* _Exercise prompt_
Provide the data again in its entirety, exactly as given.
[Begin]
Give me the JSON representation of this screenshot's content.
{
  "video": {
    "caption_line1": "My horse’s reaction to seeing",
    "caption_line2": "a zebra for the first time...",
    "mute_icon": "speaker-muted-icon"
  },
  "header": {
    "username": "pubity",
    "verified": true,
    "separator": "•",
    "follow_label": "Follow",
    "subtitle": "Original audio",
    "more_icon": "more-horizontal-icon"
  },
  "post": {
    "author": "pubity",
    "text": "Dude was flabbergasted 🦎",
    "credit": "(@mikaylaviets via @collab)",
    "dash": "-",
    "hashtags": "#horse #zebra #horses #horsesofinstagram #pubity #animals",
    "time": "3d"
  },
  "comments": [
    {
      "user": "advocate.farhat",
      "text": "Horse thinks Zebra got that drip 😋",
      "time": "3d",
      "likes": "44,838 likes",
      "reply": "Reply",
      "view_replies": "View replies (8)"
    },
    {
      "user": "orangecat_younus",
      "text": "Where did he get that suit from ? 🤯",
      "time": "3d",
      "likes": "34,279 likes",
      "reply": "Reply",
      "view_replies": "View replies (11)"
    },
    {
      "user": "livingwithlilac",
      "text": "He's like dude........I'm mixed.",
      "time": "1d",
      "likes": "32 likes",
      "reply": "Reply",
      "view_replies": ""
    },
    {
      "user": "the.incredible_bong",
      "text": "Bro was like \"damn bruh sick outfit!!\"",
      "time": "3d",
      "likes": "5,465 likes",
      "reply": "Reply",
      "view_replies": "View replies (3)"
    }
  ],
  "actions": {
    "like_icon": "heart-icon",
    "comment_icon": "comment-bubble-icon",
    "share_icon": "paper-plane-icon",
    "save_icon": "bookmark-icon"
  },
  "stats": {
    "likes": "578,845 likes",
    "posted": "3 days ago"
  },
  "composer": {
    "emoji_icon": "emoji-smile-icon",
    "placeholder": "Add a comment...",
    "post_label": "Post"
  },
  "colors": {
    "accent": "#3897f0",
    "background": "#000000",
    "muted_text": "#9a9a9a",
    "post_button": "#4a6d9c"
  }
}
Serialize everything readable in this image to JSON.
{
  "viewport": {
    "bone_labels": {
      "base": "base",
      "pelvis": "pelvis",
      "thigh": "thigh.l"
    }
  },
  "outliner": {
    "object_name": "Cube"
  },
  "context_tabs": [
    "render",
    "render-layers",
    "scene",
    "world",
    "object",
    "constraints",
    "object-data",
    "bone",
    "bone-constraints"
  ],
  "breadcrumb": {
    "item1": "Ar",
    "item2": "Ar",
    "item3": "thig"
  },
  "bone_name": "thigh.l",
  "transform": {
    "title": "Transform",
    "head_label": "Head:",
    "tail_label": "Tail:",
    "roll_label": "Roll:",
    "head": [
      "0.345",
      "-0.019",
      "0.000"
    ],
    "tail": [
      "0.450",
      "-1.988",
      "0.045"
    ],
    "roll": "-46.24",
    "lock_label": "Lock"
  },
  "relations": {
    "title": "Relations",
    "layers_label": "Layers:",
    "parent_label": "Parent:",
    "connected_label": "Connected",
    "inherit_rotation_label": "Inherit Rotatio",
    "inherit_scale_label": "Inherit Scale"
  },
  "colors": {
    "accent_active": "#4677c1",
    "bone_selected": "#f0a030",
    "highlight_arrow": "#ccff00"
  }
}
[End]
* _Answer for this exercise_
Give me the JSON representation of this screenshot's content.
{
  "video": {
    "caption_line1": "My horse’s reaction to seeing",
    "caption_line2": "a zebra for the first time...",
    "mute_icon": "speaker-muted-icon"
  },
  "header": {
    "username": "pubity",
    "verified": true,
    "separator": "•",
    "follow_label": "Follow",
    "subtitle": "Original audio",
    "more_icon": "more-horizontal-icon"
  },
  "post": {
    "author": "pubity",
    "text": "Dude was flabbergasted 🦎",
    "credit": "(@mikaylaviets via @collab)",
    "dash": "-",
    "hashtags": "#horse #zebra #horses #horsesofinstagram #pubity #animals",
    "time": "3d"
  },
  "comments": [
    {
      "user": "advocate.farhat",
      "text": "Horse thinks Zebra got that drip 😋",
      "time": "3d",
      "likes": "44,838 likes",
      "reply": "Reply",
      "view_replies": "View replies (8)"
    },
    {
      "user": "orangecat_younus",
      "text": "Where did he get that suit from ? 🤯",
      "time": "3d",
      "likes": "34,279 likes",
      "reply": "Reply",
      "view_replies": "View replies (11)"
    },
    {
      "user": "livingwithlilac",
      "text": "He's like dude........I'm mixed.",
      "time": "1d",
      "likes": "32 likes",
      "reply": "Reply",
      "view_replies": ""
    },
    {
      "user": "the.incredible_bong",
      "text": "Bro was like \"damn bruh sick outfit!!\"",
      "time": "3d",
      "likes": "5,465 likes",
      "reply": "Reply",
      "view_replies": "View replies (3)"
    }
  ],
  "actions": {
    "like_icon": "heart-icon",
    "comment_icon": "comment-bubble-icon",
    "share_icon": "paper-plane-icon",
    "save_icon": "bookmark-icon"
  },
  "stats": {
    "likes": "578,845 likes",
    "posted": "3 days ago"
  },
  "composer": {
    "emoji_icon": "emoji-smile-icon",
    "placeholder": "Add a comment...",
    "post_label": "Post"
  },
  "colors": {
    "accent": "#3897f0",
    "background": "#000000",
    "muted_text": "#9a9a9a",
    "post_button": "#4a6d9c"
  }
}
Serialize everything readable in this image to JSON.
{
  "viewport": {
    "bone_labels": {
      "base": "base",
      "pelvis": "pelvis",
      "thigh": "thigh.l"
    }
  },
  "outliner": {
    "object_name": "Cube"
  },
  "context_tabs": [
    "render",
    "render-layers",
    "scene",
    "world",
    "object",
    "constraints",
    "object-data",
    "bone",
    "bone-constraints"
  ],
  "breadcrumb": {
    "item1": "Ar",
    "item2": "Ar",
    "item3": "thig"
  },
  "bone_name": "thigh.l",
  "transform": {
    "title": "Transform",
    "head_label": "Head:",
    "tail_label": "Tail:",
    "roll_label": "Roll:",
    "head": [
      "0.345",
      "-0.019",
      "0.000"
    ],
    "tail": [
      "0.450",
      "-1.988",
      "0.045"
    ],
    "roll": "-46.24",
    "lock_label": "Lock"
  },
  "relations": {
    "title": "Relations",
    "layers_label": "Layers:",
    "parent_label": "Parent:",
    "connected_label": "Connected",
    "inherit_rotation_label": "Inherit Rotatio",
    "inherit_scale_label": "Inherit Scale"
  },
  "colors": {
    "accent_active": "#4677c1",
    "bone_selected": "#f0a030",
    "highlight_arrow": "#ccff00"
  }
}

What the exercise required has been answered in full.